Given entries:
[Begin]

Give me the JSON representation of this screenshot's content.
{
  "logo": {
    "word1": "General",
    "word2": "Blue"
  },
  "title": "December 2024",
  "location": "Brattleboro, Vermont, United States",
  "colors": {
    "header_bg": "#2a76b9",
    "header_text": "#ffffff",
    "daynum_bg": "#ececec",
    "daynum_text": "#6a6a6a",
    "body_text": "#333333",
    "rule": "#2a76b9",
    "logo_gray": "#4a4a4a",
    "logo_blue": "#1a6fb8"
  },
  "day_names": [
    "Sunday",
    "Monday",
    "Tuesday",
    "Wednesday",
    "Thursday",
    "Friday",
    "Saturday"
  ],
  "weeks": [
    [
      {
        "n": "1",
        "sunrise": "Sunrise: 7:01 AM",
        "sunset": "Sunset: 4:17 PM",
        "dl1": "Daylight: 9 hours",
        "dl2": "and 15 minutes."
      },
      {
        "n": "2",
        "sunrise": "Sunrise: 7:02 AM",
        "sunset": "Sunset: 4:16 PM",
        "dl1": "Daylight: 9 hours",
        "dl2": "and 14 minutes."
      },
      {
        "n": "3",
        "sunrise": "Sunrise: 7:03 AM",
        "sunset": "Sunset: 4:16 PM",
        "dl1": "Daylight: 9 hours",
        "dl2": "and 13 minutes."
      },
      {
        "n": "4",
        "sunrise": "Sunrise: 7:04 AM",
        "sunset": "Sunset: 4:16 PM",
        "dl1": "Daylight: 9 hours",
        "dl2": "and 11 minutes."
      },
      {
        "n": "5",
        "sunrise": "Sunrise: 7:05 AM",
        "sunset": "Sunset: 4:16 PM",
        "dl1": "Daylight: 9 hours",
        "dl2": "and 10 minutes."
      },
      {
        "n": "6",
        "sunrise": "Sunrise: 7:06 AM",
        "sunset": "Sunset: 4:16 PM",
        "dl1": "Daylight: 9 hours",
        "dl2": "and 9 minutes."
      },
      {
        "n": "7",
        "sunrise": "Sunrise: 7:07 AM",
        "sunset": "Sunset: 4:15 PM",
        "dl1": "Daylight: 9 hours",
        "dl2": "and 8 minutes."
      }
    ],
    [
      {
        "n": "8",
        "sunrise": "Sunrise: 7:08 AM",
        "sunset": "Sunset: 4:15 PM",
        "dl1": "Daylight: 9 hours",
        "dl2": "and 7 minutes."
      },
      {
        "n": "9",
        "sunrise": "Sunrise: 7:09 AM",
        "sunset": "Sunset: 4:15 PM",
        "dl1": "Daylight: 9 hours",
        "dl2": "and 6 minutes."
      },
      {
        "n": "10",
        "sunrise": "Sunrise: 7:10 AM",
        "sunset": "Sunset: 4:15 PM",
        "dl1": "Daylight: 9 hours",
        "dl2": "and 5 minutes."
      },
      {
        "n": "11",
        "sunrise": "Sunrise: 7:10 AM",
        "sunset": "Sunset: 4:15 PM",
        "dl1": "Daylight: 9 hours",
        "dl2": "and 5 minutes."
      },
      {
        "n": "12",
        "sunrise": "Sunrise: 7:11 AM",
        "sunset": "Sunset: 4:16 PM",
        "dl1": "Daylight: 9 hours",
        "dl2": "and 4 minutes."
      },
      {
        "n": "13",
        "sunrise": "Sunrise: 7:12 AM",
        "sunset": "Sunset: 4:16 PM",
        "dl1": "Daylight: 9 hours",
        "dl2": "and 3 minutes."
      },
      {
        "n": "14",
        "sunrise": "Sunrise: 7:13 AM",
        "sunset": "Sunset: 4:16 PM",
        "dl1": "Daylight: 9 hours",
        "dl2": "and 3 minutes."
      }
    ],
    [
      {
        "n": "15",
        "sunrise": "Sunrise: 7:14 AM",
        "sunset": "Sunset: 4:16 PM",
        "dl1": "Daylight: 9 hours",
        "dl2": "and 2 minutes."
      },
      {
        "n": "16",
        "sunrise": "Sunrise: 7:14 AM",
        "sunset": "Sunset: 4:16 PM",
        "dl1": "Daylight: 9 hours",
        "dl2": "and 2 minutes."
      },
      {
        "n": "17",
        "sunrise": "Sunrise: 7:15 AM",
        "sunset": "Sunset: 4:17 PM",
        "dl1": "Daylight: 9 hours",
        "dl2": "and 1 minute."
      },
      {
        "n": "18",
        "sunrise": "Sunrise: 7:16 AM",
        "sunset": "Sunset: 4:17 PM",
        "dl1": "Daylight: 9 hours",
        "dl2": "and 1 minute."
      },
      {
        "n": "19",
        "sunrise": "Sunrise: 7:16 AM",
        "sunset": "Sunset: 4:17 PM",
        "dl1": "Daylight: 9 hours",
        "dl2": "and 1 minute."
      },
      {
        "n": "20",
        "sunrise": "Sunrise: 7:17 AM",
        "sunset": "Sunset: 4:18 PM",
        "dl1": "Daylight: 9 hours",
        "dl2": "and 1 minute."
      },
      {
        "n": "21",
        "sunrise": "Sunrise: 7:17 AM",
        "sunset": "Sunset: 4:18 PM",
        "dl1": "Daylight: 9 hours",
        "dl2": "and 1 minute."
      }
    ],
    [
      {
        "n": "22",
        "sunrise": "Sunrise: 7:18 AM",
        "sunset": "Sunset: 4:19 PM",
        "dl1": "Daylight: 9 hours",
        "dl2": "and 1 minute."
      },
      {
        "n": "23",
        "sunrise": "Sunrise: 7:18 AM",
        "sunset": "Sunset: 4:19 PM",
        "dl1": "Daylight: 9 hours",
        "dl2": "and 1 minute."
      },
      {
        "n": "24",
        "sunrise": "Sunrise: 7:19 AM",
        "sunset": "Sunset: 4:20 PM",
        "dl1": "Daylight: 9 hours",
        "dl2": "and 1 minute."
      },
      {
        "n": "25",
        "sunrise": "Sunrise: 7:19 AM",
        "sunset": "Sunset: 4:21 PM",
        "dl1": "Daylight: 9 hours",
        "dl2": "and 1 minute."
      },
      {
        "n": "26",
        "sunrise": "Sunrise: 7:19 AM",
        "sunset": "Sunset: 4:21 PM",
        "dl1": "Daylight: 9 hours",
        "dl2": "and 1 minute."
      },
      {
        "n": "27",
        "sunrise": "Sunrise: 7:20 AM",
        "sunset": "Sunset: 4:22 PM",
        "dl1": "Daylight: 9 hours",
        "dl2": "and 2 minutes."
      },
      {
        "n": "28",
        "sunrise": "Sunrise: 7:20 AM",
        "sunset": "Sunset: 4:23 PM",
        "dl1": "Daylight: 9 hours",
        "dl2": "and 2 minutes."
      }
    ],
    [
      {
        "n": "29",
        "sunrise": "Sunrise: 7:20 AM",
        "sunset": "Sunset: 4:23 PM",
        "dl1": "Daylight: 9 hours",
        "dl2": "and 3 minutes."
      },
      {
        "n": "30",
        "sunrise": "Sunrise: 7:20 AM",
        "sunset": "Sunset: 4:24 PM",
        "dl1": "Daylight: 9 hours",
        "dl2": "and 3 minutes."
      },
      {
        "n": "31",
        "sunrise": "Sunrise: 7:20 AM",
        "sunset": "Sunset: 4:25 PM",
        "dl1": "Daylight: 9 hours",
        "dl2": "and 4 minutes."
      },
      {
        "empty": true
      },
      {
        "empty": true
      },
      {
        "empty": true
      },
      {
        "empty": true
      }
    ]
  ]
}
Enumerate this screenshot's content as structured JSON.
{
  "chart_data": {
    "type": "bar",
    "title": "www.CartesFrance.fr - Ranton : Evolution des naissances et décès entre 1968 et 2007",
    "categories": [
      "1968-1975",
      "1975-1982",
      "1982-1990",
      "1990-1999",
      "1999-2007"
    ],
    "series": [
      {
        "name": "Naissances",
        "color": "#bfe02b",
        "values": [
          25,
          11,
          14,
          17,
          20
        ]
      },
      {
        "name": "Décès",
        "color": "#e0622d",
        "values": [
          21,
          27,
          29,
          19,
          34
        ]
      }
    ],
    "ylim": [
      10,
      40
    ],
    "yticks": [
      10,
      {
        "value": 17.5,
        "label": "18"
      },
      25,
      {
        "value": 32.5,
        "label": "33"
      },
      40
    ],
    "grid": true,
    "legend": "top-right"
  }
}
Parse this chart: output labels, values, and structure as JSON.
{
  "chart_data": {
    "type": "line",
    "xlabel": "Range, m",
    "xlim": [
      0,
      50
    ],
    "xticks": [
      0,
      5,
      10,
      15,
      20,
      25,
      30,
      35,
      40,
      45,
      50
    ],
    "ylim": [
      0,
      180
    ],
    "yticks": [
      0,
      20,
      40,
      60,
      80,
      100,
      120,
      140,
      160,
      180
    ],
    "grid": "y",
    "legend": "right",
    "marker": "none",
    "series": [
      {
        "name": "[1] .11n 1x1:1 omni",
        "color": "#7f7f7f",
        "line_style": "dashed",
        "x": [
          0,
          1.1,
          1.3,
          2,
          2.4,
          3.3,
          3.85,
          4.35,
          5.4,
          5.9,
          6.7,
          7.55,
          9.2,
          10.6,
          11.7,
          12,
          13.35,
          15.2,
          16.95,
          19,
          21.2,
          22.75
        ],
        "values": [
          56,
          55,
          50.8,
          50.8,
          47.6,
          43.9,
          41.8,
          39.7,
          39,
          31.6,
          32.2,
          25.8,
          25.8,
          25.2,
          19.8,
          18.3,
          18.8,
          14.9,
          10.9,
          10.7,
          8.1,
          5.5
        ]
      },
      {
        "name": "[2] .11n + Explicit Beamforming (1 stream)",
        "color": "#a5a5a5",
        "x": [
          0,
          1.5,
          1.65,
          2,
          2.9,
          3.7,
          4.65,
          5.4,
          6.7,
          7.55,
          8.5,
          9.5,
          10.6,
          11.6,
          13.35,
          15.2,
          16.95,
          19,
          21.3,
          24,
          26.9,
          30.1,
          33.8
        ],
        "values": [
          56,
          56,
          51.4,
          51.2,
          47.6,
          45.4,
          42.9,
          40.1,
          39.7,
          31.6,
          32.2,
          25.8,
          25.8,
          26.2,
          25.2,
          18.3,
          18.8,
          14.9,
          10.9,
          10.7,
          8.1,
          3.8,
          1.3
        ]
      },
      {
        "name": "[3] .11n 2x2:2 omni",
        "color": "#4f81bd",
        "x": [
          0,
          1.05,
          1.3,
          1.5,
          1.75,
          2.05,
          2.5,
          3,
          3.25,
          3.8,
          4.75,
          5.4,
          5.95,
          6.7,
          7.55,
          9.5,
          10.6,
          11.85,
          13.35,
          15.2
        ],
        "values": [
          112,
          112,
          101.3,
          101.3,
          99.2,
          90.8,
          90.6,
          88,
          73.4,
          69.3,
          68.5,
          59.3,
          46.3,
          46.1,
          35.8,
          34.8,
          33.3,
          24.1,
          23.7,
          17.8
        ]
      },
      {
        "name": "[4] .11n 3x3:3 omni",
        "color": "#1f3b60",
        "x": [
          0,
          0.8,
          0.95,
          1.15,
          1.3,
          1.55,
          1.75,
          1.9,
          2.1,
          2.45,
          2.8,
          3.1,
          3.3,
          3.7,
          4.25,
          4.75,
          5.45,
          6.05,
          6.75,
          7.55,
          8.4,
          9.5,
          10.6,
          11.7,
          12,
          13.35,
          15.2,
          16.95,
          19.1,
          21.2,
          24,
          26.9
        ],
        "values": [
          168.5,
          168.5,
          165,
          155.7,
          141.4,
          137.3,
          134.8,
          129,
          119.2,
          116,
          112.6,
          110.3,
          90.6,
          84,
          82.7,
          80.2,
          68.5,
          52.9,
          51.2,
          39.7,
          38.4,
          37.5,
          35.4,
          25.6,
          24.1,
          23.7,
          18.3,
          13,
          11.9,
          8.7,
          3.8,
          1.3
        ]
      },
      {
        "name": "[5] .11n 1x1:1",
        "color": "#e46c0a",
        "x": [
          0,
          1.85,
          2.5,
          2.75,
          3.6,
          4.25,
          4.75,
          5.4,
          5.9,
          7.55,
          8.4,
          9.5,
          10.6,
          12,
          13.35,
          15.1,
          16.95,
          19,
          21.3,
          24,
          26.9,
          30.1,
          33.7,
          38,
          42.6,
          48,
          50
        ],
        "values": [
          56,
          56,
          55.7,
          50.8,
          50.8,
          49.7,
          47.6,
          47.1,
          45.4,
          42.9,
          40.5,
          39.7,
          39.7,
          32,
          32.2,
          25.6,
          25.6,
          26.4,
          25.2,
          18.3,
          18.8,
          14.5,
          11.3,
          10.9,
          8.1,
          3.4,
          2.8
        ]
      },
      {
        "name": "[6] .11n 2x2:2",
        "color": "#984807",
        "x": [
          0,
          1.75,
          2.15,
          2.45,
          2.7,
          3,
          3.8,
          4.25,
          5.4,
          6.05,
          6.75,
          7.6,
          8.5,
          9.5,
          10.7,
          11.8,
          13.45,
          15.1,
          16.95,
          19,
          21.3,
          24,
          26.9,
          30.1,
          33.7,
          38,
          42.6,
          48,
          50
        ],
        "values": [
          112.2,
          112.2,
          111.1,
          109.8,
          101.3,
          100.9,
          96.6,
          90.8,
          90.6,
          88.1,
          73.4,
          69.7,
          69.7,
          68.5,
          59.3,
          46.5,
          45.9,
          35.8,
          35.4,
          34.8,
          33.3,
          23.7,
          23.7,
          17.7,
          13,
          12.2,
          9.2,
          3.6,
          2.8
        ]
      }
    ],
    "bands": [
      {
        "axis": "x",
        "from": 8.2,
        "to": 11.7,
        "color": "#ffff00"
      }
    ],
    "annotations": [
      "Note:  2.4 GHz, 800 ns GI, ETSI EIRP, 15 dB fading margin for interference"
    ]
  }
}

[End]

Task to carry out:
Show every line of the listing in which the string "this" can be found.

Answer for the task:
Give me the JSON representation of this screenshot's content.
Enumerate this screenshot's content as structured JSON.
Parse this chart: output labels, values, and structure as JSON.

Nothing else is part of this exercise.